• _Task to carry out_
Every entry must be echoed exactly.

Start of Data lines

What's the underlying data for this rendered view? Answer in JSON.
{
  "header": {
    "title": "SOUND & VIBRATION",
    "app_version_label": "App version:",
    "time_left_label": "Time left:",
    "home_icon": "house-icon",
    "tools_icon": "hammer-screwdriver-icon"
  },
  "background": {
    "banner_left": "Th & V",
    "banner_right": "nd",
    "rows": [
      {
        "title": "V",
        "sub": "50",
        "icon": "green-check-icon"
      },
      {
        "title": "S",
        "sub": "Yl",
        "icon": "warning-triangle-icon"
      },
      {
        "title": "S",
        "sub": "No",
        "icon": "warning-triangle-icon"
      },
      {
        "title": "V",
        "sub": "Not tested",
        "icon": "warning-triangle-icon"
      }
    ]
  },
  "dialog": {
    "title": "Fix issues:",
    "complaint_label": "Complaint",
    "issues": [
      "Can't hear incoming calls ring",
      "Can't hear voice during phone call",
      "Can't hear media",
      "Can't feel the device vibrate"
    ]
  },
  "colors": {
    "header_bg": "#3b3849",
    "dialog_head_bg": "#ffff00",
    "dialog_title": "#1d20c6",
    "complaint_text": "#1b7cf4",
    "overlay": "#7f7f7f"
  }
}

End of Data lines

• _Result_
What's the underlying data for this rendered view? Answer in JSON.
{
  "header": {
    "title": "SOUND & VIBRATION",
    "app_version_label": "App version:",
    "time_left_label": "Time left:",
    "home_icon": "house-icon",
    "tools_icon": "hammer-screwdriver-icon"
  },
  "background": {
    "banner_left": "Th & V",
    "banner_right": "nd",
    "rows": [
      {
        "title": "V",
        "sub": "50",
        "icon": "green-check-icon"
      },
      {
        "title": "S",
        "sub": "Yl",
        "icon": "warning-triangle-icon"
      },
      {
        "title": "S",
        "sub": "No",
        "icon": "warning-triangle-icon"
      },
      {
        "title": "V",
        "sub": "Not tested",
        "icon": "warning-triangle-icon"
      }
    ]
  },
  "dialog": {
    "title": "Fix issues:",
    "complaint_label": "Complaint",
    "issues": [
      "Can't hear incoming calls ring",
      "Can't hear voice during phone call",
      "Can't hear media",
      "Can't feel the device vibrate"
    ]
  },
  "colors": {
    "header_bg": "#3b3849",
    "dialog_head_bg": "#ffff00",
    "dialog_title": "#1d20c6",
    "complaint_text": "#1b7cf4",
    "overlay": "#7f7f7f"
  }
}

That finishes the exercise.